§ SHORT TASK 1
Decide whether each statement agrees with the question about the ternary operator, and answer yes or no, quoting the words of the text that decide it. (a) A comment states that std::string has a constructor that gets called. (b) The code gives "Master" when the level is greater than 5. (c) The reply calls the first case semantically equivalent to a function.

---- EXTRACT TO READ

9

I was reading about the difference of the following:

1)

std::string test = level > 10 ? "Master" : "Beginner";

2)

std::string test;
if (level > 10)
    test = "Master";
else
    test = "Beginner";

And in the second case I was told that in the second option a temporary value is being create which I don't understand.

I learnt that when we declare a variable without initialisation it takes garbage, so the compiler just holds a memory location and doesn't "work" to change its value.

  • 5
    Does this answer your question? Ternary operator ?: vs if...else – Tony Tannous May 25 at 11:09
  • there is no "garbage" in your example, std::string has a constructor that gets called. Strictly speaking also in general the value of something unitialized is not "garbage", you are just not allowed to use it and if you do you get something that can look like garbage – idclev 463035818 May 25 at 11:13
7
0

Syntactically, the first case is somewhat equivalent to this:

constexpr const char* f(int level) {
    if (level > 10)

--------
---- EXTRACTED INFORMATION

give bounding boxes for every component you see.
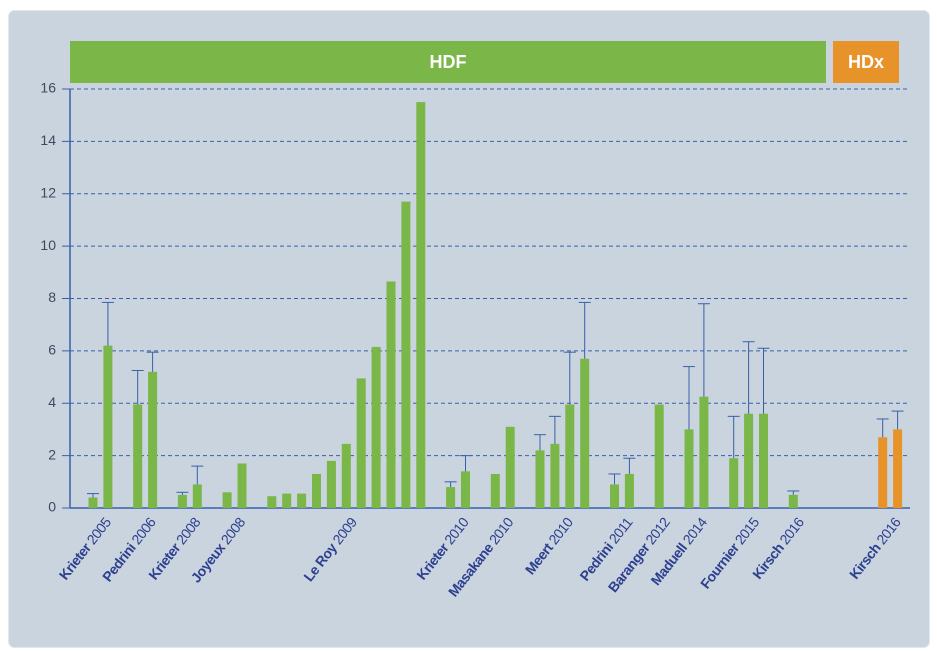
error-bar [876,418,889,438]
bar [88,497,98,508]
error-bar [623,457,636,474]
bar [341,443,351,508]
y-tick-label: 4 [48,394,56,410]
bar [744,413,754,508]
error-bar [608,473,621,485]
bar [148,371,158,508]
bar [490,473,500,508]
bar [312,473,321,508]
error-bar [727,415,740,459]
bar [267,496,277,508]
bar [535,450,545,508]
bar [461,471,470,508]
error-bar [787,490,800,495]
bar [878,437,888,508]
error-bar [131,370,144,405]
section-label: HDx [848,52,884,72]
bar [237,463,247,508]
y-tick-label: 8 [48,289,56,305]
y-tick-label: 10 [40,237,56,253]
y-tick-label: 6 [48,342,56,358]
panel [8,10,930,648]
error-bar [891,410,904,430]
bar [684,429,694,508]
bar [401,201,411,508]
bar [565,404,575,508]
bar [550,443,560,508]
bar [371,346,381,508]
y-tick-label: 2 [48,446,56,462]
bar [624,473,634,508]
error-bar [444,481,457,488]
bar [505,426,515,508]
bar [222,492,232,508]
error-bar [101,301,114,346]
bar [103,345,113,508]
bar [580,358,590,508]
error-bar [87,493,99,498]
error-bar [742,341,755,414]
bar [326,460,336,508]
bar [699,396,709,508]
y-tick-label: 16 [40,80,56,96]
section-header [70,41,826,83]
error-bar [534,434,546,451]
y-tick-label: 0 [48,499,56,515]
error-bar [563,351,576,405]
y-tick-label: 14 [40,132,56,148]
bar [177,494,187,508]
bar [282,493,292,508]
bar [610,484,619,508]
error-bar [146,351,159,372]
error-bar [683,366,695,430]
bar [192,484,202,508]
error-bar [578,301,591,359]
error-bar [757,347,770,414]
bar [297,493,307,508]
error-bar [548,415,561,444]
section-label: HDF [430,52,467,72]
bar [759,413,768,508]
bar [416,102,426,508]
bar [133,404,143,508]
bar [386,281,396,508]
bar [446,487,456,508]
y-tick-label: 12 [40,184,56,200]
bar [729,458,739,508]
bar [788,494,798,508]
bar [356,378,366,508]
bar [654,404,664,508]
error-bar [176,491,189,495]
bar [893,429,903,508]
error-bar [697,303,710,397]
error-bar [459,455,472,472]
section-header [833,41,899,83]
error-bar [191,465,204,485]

--------

§ SHORT TASK 2
Transcribe the lines of the entries above, starting at the line that contains "error-bar [876,418,889,438]" and ending at the line that contains "section-label: HDF [430,52,467,72]", with both of those lines included.

§ TASK SOLUTION 1
(a) Yes: "std::string has a constructor that gets called"
(b) No: "if (level > 10)"
(c) No: "Syntactically, the first case is somewhat equivalent to this:"

§ TASK SOLUTION 2
error-bar [876,418,889,438]
bar [88,497,98,508]
error-bar [623,457,636,474]
bar [341,443,351,508]
y-tick-label: 4 [48,394,56,410]
bar [744,413,754,508]
error-bar [608,473,621,485]
bar [148,371,158,508]
bar [490,473,500,508]
bar [312,473,321,508]
error-bar [727,415,740,459]
bar [267,496,277,508]
bar [535,450,545,508]
bar [461,471,470,508]
error-bar [787,490,800,495]
bar [878,437,888,508]
error-bar [131,370,144,405]
section-label: HDx [848,52,884,72]
bar [237,463,247,508]
y-tick-label: 8 [48,289,56,305]
y-tick-label: 10 [40,237,56,253]
y-tick-label: 6 [48,342,56,358]
panel [8,10,930,648]
error-bar [891,410,904,430]
bar [684,429,694,508]
bar [401,201,411,508]
bar [565,404,575,508]
bar [550,443,560,508]
bar [371,346,381,508]
y-tick-label: 2 [48,446,56,462]
bar [624,473,634,508]
error-bar [444,481,457,488]
bar [505,426,515,508]
bar [222,492,232,508]
error-bar [101,301,114,346]
bar [103,345,113,508]
bar [580,358,590,508]
error-bar [87,493,99,498]
error-bar [742,341,755,414]
bar [326,460,336,508]
bar [699,396,709,508]
y-tick-label: 16 [40,80,56,96]
section-header [70,41,826,83]
error-bar [534,434,546,451]
y-tick-label: 0 [48,499,56,515]
error-bar [563,351,576,405]
y-tick-label: 14 [40,132,56,148]
bar [177,494,187,508]
bar [282,493,292,508]
bar [610,484,619,508]
error-bar [146,351,159,372]
error-bar [683,366,695,430]
bar [192,484,202,508]
error-bar [578,301,591,359]
error-bar [757,347,770,414]
bar [297,493,307,508]
error-bar [548,415,561,444]
section-label: HDF [430,52,467,72]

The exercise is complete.